BRIEF.
Please reproduce the material below word for word, keeping every line in its original order.

═════ SUPPLIED DATA ═════

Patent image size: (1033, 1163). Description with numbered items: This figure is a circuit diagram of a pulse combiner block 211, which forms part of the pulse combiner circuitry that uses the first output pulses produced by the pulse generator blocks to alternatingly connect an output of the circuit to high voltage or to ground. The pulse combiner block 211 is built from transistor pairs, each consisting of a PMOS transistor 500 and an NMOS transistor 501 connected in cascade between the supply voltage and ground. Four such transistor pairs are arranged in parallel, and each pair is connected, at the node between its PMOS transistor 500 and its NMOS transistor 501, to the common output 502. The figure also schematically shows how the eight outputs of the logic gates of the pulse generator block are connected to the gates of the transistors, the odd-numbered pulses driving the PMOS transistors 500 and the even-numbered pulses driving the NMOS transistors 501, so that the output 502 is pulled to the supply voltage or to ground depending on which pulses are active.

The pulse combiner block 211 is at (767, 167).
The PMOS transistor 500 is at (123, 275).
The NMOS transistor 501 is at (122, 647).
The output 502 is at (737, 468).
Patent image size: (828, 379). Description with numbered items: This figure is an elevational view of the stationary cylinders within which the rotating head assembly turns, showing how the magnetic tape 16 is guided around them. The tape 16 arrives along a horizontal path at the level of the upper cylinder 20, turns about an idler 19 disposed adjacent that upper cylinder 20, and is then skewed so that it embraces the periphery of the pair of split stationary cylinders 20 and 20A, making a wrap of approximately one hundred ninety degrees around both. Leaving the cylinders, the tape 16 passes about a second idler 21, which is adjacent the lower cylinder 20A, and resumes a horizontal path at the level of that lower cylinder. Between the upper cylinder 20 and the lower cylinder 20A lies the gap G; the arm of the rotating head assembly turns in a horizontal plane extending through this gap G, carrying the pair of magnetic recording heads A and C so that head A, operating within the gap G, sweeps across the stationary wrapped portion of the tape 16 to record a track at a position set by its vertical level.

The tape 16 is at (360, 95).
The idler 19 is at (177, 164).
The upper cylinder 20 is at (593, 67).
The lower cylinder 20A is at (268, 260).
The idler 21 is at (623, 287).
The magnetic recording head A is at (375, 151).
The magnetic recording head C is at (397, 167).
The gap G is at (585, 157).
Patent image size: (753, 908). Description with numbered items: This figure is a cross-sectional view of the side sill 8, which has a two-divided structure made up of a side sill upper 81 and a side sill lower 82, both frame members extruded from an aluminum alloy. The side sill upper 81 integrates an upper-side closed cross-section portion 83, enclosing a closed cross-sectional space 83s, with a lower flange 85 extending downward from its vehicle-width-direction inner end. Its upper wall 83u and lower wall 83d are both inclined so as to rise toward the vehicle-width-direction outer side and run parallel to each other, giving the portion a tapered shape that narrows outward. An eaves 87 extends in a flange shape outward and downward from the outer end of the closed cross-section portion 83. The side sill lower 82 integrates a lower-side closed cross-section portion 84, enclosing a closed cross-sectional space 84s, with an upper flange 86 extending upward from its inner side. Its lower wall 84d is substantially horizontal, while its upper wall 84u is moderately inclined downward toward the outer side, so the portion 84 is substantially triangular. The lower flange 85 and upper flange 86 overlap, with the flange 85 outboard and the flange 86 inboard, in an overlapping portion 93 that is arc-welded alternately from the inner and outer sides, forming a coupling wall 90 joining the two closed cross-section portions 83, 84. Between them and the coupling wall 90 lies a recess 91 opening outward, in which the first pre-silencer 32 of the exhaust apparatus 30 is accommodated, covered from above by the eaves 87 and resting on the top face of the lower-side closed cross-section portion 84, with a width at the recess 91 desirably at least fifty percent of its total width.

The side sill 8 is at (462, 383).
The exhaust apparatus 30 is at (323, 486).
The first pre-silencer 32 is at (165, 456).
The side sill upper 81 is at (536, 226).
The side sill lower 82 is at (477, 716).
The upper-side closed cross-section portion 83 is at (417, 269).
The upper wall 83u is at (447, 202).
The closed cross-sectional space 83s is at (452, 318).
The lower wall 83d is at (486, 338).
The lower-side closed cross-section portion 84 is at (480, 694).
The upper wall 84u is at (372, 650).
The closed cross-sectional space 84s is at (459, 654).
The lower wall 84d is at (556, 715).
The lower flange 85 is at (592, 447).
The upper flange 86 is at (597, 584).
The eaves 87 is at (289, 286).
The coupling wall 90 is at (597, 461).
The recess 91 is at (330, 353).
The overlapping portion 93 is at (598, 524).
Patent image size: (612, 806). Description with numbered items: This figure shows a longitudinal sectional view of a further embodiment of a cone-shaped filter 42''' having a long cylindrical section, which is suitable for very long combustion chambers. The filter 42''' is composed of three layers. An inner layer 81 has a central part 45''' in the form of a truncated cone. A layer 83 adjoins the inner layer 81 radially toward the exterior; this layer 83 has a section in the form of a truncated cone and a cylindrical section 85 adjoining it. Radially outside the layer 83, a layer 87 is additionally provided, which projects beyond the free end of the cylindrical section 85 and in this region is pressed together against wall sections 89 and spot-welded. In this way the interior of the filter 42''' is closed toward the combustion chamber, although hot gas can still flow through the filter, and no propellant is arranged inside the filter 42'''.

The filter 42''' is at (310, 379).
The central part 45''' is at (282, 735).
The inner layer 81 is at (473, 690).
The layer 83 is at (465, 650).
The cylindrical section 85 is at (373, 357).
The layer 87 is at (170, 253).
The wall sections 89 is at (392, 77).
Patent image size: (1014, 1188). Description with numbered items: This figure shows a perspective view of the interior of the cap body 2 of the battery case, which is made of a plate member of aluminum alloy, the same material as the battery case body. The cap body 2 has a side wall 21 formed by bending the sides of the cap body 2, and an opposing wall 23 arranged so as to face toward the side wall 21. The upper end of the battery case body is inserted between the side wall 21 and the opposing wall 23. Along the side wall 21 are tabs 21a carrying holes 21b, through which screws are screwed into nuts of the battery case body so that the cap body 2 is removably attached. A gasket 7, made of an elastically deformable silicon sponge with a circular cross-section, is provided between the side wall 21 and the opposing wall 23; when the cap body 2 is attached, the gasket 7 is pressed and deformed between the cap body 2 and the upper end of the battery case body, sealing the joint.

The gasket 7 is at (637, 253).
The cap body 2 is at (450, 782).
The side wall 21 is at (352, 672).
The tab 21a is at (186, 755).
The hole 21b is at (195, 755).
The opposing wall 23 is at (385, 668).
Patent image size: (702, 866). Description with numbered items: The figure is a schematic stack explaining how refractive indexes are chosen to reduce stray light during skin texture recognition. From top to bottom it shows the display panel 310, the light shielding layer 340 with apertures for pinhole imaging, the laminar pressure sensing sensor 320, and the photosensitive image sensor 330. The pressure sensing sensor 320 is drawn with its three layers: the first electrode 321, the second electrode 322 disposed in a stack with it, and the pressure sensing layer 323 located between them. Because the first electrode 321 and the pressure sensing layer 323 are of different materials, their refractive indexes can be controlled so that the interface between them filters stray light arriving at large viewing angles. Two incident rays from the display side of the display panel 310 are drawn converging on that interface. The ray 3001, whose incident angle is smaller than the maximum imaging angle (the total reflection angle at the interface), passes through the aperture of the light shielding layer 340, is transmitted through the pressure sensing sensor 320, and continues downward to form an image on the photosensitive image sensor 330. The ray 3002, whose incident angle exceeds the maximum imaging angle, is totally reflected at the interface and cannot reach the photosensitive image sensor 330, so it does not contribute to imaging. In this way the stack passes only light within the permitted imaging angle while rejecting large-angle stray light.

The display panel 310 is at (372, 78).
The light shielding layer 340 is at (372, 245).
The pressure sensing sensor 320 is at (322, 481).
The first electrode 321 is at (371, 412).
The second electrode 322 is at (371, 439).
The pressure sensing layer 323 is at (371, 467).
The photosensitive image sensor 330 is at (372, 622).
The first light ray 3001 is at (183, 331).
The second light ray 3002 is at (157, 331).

═════

WRITTEN SOLUTION.
Patent image size: (1033, 1163). Description with numbered items: This figure is a circuit diagram of a pulse combiner block 211, which forms part of the pulse combiner circuitry that uses the first output pulses produced by the pulse generator blocks to alternatingly connect an output of the circuit to high voltage or to ground. The pulse combiner block 211 is built from transistor pairs, each consisting of a PMOS transistor 500 and an NMOS transistor 501 connected in cascade between the supply voltage and ground. Four such transistor pairs are arranged in parallel, and each pair is connected, at the node between its PMOS transistor 500 and its NMOS transistor 501, to the common output 502. The figure also schematically shows how the eight outputs of the logic gates of the pulse generator block are connected to the gates of the transistors, the odd-numbered pulses driving the PMOS transistors 500 and the even-numbered pulses driving the NMOS transistors 501, so that the output 502 is pulled to the supply voltage or to ground depending on which pulses are active.

The pulse combiner block 211 is at (767, 167).
The PMOS transistor 500 is at (123, 275).
The NMOS transistor 501 is at (122, 647).
The output 502 is at (737, 468).
Patent image size: (828, 379). Description with numbered items: This figure is an elevational view of the stationary cylinders within which the rotating head assembly turns, showing how the magnetic tape 16 is guided around them. The tape 16 arrives along a horizontal path at the level of the upper cylinder 20, turns about an idler 19 disposed adjacent that upper cylinder 20, and is then skewed so that it embraces the periphery of the pair of split stationary cylinders 20 and 20A, making a wrap of approximately one hundred ninety degrees around both. Leaving the cylinders, the tape 16 passes about a second idler 21, which is adjacent the lower cylinder 20A, and resumes a horizontal path at the level of that lower cylinder. Between the upper cylinder 20 and the lower cylinder 20A lies the gap G; the arm of the rotating head assembly turns in a horizontal plane extending through this gap G, carrying the pair of magnetic recording heads A and C so that head A, operating within the gap G, sweeps across the stationary wrapped portion of the tape 16 to record a track at a position set by its vertical level.

The tape 16 is at (360, 95).
The idler 19 is at (177, 164).
The upper cylinder 20 is at (593, 67).
The lower cylinder 20A is at (268, 260).
The idler 21 is at (623, 287).
The magnetic recording head A is at (375, 151).
The magnetic recording head C is at (397, 167).
The gap G is at (585, 157).
Patent image size: (753, 908). Description with numbered items: This figure is a cross-sectional view of the side sill 8, which has a two-divided structure made up of a side sill upper 81 and a side sill lower 82, both frame members extruded from an aluminum alloy. The side sill upper 81 integrates an upper-side closed cross-section portion 83, enclosing a closed cross-sectional space 83s, with a lower flange 85 extending downward from its vehicle-width-direction inner end. Its upper wall 83u and lower wall 83d are both inclined so as to rise toward the vehicle-width-direction outer side and run parallel to each other, giving the portion a tapered shape that narrows outward. An eaves 87 extends in a flange shape outward and downward from the outer end of the closed cross-section portion 83. The side sill lower 82 integrates a lower-side closed cross-section portion 84, enclosing a closed cross-sectional space 84s, with an upper flange 86 extending upward from its inner side. Its lower wall 84d is substantially horizontal, while its upper wall 84u is moderately inclined downward toward the outer side, so the portion 84 is substantially triangular. The lower flange 85 and upper flange 86 overlap, with the flange 85 outboard and the flange 86 inboard, in an overlapping portion 93 that is arc-welded alternately from the inner and outer sides, forming a coupling wall 90 joining the two closed cross-section portions 83, 84. Between them and the coupling wall 90 lies a recess 91 opening outward, in which the first pre-silencer 32 of the exhaust apparatus 30 is accommodated, covered from above by the eaves 87 and resting on the top face of the lower-side closed cross-section portion 84, with a width at the recess 91 desirably at least fifty percent of its total width.

The side sill 8 is at (462, 383).
The exhaust apparatus 30 is at (323, 486).
The first pre-silencer 32 is at (165, 456).
The side sill upper 81 is at (536, 226).
The side sill lower 82 is at (477, 716).
The upper-side closed cross-section portion 83 is at (417, 269).
The upper wall 83u is at (447, 202).
The closed cross-sectional space 83s is at (452, 318).
The lower wall 83d is at (486, 338).
The lower-side closed cross-section portion 84 is at (480, 694).
The upper wall 84u is at (372, 650).
The closed cross-sectional space 84s is at (459, 654).
The lower wall 84d is at (556, 715).
The lower flange 85 is at (592, 447).
The upper flange 86 is at (597, 584).
The eaves 87 is at (289, 286).
The coupling wall 90 is at (597, 461).
The recess 91 is at (330, 353).
The overlapping portion 93 is at (598, 524).
Patent image size: (612, 806). Description with numbered items: This figure shows a longitudinal sectional view of a further embodiment of a cone-shaped filter 42''' having a long cylindrical section, which is suitable for very long combustion chambers. The filter 42''' is composed of three layers. An inner layer 81 has a central part 45''' in the form of a truncated cone. A layer 83 adjoins the inner layer 81 radially toward the exterior; this layer 83 has a section in the form of a truncated cone and a cylindrical section 85 adjoining it. Radially outside the layer 83, a layer 87 is additionally provided, which projects beyond the free end of the cylindrical section 85 and in this region is pressed together against wall sections 89 and spot-welded. In this way the interior of the filter 42''' is closed toward the combustion chamber, although hot gas can still flow through the filter, and no propellant is arranged inside the filter 42'''.

The filter 42''' is at (310, 379).
The central part 45''' is at (282, 735).
The inner layer 81 is at (473, 690).
The layer 83 is at (465, 650).
The cylindrical section 85 is at (373, 357).
The layer 87 is at (170, 253).
The wall sections 89 is at (392, 77).
Patent image size: (1014, 1188). Description with numbered items: This figure shows a perspective view of the interior of the cap body 2 of the battery case, which is made of a plate member of aluminum alloy, the same material as the battery case body. The cap body 2 has a side wall 21 formed by bending the sides of the cap body 2, and an opposing wall 23 arranged so as to face toward the side wall 21. The upper end of the battery case body is inserted between the side wall 21 and the opposing wall 23. Along the side wall 21 are tabs 21a carrying holes 21b, through which screws are screwed into nuts of the battery case body so that the cap body 2 is removably attached. A gasket 7, made of an elastically deformable silicon sponge with a circular cross-section, is provided between the side wall 21 and the opposing wall 23; when the cap body 2 is attached, the gasket 7 is pressed and deformed between the cap body 2 and the upper end of the battery case body, sealing the joint.

The gasket 7 is at (637, 253).
The cap body 2 is at (450, 782).
The side wall 21 is at (352, 672).
The tab 21a is at (186, 755).
The hole 21b is at (195, 755).
The opposing wall 23 is at (385, 668).
Patent image size: (702, 866). Description with numbered items: The figure is a schematic stack explaining how refractive indexes are chosen to reduce stray light during skin texture recognition. From top to bottom it shows the display panel 310, the light shielding layer 340 with apertures for pinhole imaging, the laminar pressure sensing sensor 320, and the photosensitive image sensor 330. The pressure sensing sensor 320 is drawn with its three layers: the first electrode 321, the second electrode 322 disposed in a stack with it, and the pressure sensing layer 323 located between them. Because the first electrode 321 and the pressure sensing layer 323 are of different materials, their refractive indexes can be controlled so that the interface between them filters stray light arriving at large viewing angles. Two incident rays from the display side of the display panel 310 are drawn converging on that interface. The ray 3001, whose incident angle is smaller than the maximum imaging angle (the total reflection angle at the interface), passes through the aperture of the light shielding layer 340, is transmitted through the pressure sensing sensor 320, and continues downward to form an image on the photosensitive image sensor 330. The ray 3002, whose incident angle exceeds the maximum imaging angle, is totally reflected at the interface and cannot reach the photosensitive image sensor 330, so it does not contribute to imaging. In this way the stack passes only light within the permitted imaging angle while rejecting large-angle stray light.

The display panel 310 is at (372, 78).
The light shielding layer 340 is at (372, 245).
The pressure sensing sensor 320 is at (322, 481).
The first electrode 321 is at (371, 412).
The second electrode 322 is at (371, 439).
The pressure sensing layer 323 is at (371, 467).
The photosensitive image sensor 330 is at (372, 622).
The first light ray 3001 is at (183, 331).
The second light ray 3002 is at (157, 331).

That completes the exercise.